§ **The exercise**:
Your task is to repeat the listing exactly.

━━━ Records shown ━━━

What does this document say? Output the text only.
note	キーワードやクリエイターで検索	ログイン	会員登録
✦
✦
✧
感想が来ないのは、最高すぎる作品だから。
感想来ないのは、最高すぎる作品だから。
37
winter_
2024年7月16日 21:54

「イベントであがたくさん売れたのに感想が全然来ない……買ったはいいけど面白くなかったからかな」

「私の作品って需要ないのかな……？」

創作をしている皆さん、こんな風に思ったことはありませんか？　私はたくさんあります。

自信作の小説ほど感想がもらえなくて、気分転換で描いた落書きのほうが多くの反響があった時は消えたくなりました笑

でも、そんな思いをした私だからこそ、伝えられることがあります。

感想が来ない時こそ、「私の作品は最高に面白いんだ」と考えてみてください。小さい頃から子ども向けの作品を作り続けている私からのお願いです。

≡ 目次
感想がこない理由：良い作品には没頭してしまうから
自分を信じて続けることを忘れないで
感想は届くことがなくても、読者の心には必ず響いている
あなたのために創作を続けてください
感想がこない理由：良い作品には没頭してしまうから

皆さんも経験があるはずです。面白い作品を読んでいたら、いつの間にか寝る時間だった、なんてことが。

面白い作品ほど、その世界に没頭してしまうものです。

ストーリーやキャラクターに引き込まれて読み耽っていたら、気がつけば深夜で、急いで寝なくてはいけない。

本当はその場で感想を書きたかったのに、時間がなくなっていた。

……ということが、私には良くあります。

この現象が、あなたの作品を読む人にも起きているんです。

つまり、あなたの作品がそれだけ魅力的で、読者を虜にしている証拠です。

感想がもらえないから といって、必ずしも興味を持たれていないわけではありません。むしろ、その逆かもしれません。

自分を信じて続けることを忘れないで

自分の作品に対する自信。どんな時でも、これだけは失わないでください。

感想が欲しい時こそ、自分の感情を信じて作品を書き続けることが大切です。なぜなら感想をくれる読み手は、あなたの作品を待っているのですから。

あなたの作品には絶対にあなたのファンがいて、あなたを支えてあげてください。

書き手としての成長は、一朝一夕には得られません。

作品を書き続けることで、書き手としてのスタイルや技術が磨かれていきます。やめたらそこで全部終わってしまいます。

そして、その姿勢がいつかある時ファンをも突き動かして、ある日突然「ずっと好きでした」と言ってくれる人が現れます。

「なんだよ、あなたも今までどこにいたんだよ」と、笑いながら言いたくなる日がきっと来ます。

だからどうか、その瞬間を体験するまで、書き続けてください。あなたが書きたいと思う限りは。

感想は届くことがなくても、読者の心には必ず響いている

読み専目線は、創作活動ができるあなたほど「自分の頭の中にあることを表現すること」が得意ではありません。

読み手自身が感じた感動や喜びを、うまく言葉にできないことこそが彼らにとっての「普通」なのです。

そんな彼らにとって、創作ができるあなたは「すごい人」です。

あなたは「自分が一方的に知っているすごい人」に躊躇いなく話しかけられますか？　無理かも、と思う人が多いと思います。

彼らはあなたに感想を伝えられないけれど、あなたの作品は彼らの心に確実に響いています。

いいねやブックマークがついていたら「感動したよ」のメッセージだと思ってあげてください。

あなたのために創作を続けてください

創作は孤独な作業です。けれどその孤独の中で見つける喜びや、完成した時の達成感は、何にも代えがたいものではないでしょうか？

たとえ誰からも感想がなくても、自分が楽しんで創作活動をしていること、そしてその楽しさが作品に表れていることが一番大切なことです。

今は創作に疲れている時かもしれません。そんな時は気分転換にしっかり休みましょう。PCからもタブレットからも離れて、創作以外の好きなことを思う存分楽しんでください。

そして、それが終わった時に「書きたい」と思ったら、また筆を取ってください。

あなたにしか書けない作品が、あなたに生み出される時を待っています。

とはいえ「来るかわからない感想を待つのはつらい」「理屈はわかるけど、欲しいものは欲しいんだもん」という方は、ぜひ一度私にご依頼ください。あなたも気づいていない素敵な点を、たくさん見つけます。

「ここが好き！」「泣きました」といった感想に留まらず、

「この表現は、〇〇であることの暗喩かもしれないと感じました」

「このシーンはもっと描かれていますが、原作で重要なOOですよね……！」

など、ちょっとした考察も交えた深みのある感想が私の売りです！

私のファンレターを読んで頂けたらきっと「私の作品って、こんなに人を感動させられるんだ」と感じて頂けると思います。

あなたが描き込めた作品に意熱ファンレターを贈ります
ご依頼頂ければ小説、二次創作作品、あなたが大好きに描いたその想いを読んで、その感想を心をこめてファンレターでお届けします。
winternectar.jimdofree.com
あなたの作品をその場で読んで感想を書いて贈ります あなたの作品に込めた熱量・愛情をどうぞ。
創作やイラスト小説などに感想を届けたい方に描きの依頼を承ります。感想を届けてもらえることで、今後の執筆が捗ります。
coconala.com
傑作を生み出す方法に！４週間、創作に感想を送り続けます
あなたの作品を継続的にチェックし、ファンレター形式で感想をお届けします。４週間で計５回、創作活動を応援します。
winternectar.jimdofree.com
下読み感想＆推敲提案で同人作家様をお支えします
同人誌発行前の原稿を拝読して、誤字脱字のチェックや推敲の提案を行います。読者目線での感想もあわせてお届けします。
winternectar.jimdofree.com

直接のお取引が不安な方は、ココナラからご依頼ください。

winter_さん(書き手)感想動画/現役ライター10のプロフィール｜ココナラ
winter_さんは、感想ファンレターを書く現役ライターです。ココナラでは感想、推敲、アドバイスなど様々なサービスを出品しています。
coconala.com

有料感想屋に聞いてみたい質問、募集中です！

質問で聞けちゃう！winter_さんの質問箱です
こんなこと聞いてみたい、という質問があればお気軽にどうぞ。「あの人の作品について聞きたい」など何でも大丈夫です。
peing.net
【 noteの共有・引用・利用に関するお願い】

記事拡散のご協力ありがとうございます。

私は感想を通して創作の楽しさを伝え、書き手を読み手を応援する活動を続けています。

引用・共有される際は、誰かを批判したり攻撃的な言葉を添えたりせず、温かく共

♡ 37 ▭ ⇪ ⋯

━━━

§ **Solution**:
What does this document say? Output the text only.
note	キーワードやクリエイターで検索	ログイン	会員登録
✦
✦
✧
感想が来ないのは、最高すぎる作品だから。
感想来ないのは、最高すぎる作品だから。
37
winter_
2024年7月16日 21:54

「イベントであがたくさん売れたのに感想が全然来ない……買ったはいいけど面白くなかったからかな」

「私の作品って需要ないのかな……？」

創作をしている皆さん、こんな風に思ったことはありませんか？　私はたくさんあります。

自信作の小説ほど感想がもらえなくて、気分転換で描いた落書きのほうが多くの反響があった時は消えたくなりました笑

でも、そんな思いをした私だからこそ、伝えられることがあります。

感想が来ない時こそ、「私の作品は最高に面白いんだ」と考えてみてください。小さい頃から子ども向けの作品を作り続けている私からのお願いです。

≡ 目次
感想がこない理由：良い作品には没頭してしまうから
自分を信じて続けることを忘れないで
感想は届くことがなくても、読者の心には必ず響いている
あなたのために創作を続けてください
感想がこない理由：良い作品には没頭してしまうから

皆さんも経験があるはずです。面白い作品を読んでいたら、いつの間にか寝る時間だった、なんてことが。

面白い作品ほど、その世界に没頭してしまうものです。

ストーリーやキャラクターに引き込まれて読み耽っていたら、気がつけば深夜で、急いで寝なくてはいけない。

本当はその場で感想を書きたかったのに、時間がなくなっていた。

……ということが、私には良くあります。

この現象が、あなたの作品を読む人にも起きているんです。

つまり、あなたの作品がそれだけ魅力的で、読者を虜にしている証拠です。

感想がもらえないから といって、必ずしも興味を持たれていないわけではありません。むしろ、その逆かもしれません。

自分を信じて続けることを忘れないで

自分の作品に対する自信。どんな時でも、これだけは失わないでください。

感想が欲しい時こそ、自分の感情を信じて作品を書き続けることが大切です。なぜなら感想をくれる読み手は、あなたの作品を待っているのですから。

あなたの作品には絶対にあなたのファンがいて、あなたを支えてあげてください。

書き手としての成長は、一朝一夕には得られません。

作品を書き続けることで、書き手としてのスタイルや技術が磨かれていきます。やめたらそこで全部終わってしまいます。

そして、その姿勢がいつかある時ファンをも突き動かして、ある日突然「ずっと好きでした」と言ってくれる人が現れます。

「なんだよ、あなたも今までどこにいたんだよ」と、笑いながら言いたくなる日がきっと来ます。

だからどうか、その瞬間を体験するまで、書き続けてください。あなたが書きたいと思う限りは。

感想は届くことがなくても、読者の心には必ず響いている

読み専目線は、創作活動ができるあなたほど「自分の頭の中にあることを表現すること」が得意ではありません。

読み手自身が感じた感動や喜びを、うまく言葉にできないことこそが彼らにとっての「普通」なのです。

そんな彼らにとって、創作ができるあなたは「すごい人」です。

あなたは「自分が一方的に知っているすごい人」に躊躇いなく話しかけられますか？　無理かも、と思う人が多いと思います。

彼らはあなたに感想を伝えられないけれど、あなたの作品は彼らの心に確実に響いています。

いいねやブックマークがついていたら「感動したよ」のメッセージだと思ってあげてください。

あなたのために創作を続けてください

創作は孤独な作業です。けれどその孤独の中で見つける喜びや、完成した時の達成感は、何にも代えがたいものではないでしょうか？

たとえ誰からも感想がなくても、自分が楽しんで創作活動をしていること、そしてその楽しさが作品に表れていることが一番大切なことです。

今は創作に疲れている時かもしれません。そんな時は気分転換にしっかり休みましょう。PCからもタブレットからも離れて、創作以外の好きなことを思う存分楽しんでください。

そして、それが終わった時に「書きたい」と思ったら、また筆を取ってください。

あなたにしか書けない作品が、あなたに生み出される時を待っています。

とはいえ「来るかわからない感想を待つのはつらい」「理屈はわかるけど、欲しいものは欲しいんだもん」という方は、ぜひ一度私にご依頼ください。あなたも気づいていない素敵な点を、たくさん見つけます。

「ここが好き！」「泣きました」といった感想に留まらず、

「この表現は、〇〇であることの暗喩かもしれないと感じました」

「このシーンはもっと描かれていますが、原作で重要なOOですよね……！」

など、ちょっとした考察も交えた深みのある感想が私の売りです！

私のファンレターを読んで頂けたらきっと「私の作品って、こんなに人を感動させられるんだ」と感じて頂けると思います。

あなたが描き込めた作品に意熱ファンレターを贈ります
ご依頼頂ければ小説、二次創作作品、あなたが大好きに描いたその想いを読んで、その感想を心をこめてファンレターでお届けします。
winternectar.jimdofree.com
あなたの作品をその場で読んで感想を書いて贈ります あなたの作品に込めた熱量・愛情をどうぞ。
創作やイラスト小説などに感想を届けたい方に描きの依頼を承ります。感想を届けてもらえることで、今後の執筆が捗ります。
coconala.com
傑作を生み出す方法に！４週間、創作に感想を送り続けます
あなたの作品を継続的にチェックし、ファンレター形式で感想をお届けします。４週間で計５回、創作活動を応援します。
winternectar.jimdofree.com
下読み感想＆推敲提案で同人作家様をお支えします
同人誌発行前の原稿を拝読して、誤字脱字のチェックや推敲の提案を行います。読者目線での感想もあわせてお届けします。
winternectar.jimdofree.com

直接のお取引が不安な方は、ココナラからご依頼ください。

winter_さん(書き手)感想動画/現役ライター10のプロフィール｜ココナラ
winter_さんは、感想ファンレターを書く現役ライターです。ココナラでは感想、推敲、アドバイスなど様々なサービスを出品しています。
coconala.com

有料感想屋に聞いてみたい質問、募集中です！

質問で聞けちゃう！winter_さんの質問箱です
こんなこと聞いてみたい、という質問があればお気軽にどうぞ。「あの人の作品について聞きたい」など何でも大丈夫です。
peing.net
【 noteの共有・引用・利用に関するお願い】

記事拡散のご協力ありがとうございます。

私は感想を通して創作の楽しさを伝え、書き手を読み手を応援する活動を続けています。

引用・共有される際は、誰かを批判したり攻撃的な言葉を添えたりせず、温かく共

♡ 37 ▭ ⇪ ⋯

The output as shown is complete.